- **WHAT THE TASK REQUIRES**: Pull out every line below that contains the word "this".

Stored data

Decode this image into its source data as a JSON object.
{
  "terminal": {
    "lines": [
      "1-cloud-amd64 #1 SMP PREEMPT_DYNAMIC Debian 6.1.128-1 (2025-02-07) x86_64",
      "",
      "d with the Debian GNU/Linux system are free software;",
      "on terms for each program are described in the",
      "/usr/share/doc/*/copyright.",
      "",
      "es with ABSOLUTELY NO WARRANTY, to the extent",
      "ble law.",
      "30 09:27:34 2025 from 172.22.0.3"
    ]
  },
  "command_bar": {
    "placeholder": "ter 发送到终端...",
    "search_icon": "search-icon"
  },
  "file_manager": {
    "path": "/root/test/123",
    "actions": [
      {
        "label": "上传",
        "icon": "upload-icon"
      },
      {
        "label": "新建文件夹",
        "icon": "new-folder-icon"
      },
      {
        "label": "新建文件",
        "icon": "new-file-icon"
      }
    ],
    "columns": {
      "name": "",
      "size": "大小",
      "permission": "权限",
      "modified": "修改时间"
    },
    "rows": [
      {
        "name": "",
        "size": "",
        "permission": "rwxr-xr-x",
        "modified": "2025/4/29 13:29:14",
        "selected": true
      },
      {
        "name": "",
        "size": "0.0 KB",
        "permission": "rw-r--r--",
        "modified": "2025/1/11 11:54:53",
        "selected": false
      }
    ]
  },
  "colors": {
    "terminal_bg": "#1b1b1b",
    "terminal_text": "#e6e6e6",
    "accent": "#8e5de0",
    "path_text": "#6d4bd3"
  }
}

...

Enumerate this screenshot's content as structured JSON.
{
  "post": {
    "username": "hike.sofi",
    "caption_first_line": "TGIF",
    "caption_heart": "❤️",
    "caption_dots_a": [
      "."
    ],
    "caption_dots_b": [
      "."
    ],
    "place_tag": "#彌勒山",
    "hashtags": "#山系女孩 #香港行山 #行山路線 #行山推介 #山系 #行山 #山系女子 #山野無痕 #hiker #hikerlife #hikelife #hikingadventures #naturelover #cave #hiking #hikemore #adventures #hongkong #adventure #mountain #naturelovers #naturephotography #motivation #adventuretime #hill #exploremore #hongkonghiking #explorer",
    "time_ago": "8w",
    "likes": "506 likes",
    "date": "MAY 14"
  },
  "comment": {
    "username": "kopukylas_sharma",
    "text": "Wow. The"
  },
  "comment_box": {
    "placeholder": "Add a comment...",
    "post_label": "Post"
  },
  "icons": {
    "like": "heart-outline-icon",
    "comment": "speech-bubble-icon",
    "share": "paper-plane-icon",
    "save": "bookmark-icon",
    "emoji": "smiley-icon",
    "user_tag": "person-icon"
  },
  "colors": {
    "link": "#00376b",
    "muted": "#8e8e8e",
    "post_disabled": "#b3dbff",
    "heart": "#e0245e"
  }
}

--

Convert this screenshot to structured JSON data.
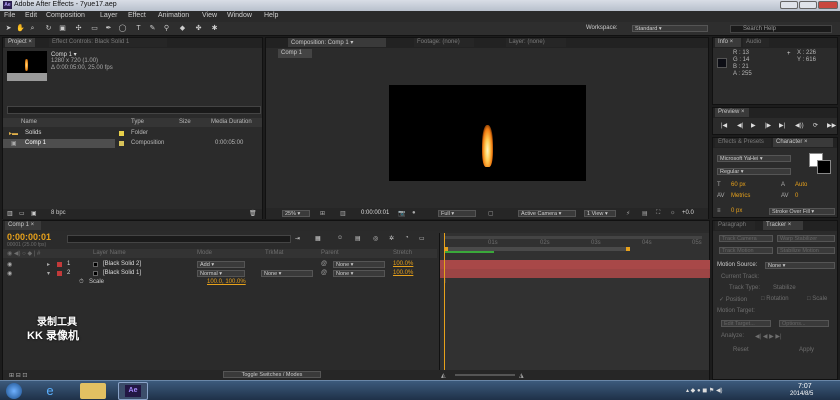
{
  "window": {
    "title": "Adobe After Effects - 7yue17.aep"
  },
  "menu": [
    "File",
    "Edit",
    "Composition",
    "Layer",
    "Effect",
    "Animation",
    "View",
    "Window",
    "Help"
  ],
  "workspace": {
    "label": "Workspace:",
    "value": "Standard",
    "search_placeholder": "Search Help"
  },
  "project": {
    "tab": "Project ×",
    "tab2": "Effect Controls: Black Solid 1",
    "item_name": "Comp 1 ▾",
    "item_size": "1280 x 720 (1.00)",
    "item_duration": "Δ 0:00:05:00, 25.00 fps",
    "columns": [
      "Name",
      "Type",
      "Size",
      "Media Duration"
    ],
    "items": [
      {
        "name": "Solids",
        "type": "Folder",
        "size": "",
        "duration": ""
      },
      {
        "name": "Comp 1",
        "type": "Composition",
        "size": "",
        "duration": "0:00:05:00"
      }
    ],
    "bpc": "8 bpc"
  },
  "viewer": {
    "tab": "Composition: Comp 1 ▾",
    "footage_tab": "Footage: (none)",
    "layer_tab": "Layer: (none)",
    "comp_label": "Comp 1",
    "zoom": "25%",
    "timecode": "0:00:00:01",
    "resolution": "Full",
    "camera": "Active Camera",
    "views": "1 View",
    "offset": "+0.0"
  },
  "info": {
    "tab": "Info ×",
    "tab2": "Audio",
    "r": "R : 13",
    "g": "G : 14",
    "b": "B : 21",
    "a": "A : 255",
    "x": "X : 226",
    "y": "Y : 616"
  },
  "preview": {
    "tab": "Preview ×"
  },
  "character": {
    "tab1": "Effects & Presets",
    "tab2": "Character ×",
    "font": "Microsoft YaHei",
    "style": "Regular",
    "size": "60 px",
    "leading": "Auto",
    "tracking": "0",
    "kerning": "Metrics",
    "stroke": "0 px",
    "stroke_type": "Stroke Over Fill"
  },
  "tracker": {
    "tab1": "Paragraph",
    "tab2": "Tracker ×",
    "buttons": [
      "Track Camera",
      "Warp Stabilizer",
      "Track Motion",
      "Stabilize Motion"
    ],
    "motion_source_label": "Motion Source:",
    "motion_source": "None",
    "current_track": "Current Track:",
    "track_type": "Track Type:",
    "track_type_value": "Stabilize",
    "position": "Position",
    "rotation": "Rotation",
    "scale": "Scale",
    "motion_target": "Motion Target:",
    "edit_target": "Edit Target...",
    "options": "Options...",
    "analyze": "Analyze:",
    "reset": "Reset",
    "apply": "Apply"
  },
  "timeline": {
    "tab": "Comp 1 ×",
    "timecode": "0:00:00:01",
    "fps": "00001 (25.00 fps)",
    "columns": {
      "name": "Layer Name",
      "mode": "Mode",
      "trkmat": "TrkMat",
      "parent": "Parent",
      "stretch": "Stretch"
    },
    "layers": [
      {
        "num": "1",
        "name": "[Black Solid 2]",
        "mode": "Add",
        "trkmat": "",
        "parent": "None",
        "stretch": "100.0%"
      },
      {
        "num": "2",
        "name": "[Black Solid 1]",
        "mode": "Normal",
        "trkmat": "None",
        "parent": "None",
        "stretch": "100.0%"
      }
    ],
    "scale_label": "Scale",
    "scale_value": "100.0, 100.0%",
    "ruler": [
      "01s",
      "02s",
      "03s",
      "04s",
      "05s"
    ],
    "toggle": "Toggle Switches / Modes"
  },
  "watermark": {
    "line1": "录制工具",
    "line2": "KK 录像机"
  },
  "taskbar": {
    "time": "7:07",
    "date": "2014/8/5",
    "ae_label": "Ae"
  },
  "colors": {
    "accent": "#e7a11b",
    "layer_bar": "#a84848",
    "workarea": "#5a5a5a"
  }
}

- **EXERCISE RESULT**:
Decode this image into its source data as a JSON object.
Enumerate this screenshot's content as structured JSON.
Convert this screenshot to structured JSON data.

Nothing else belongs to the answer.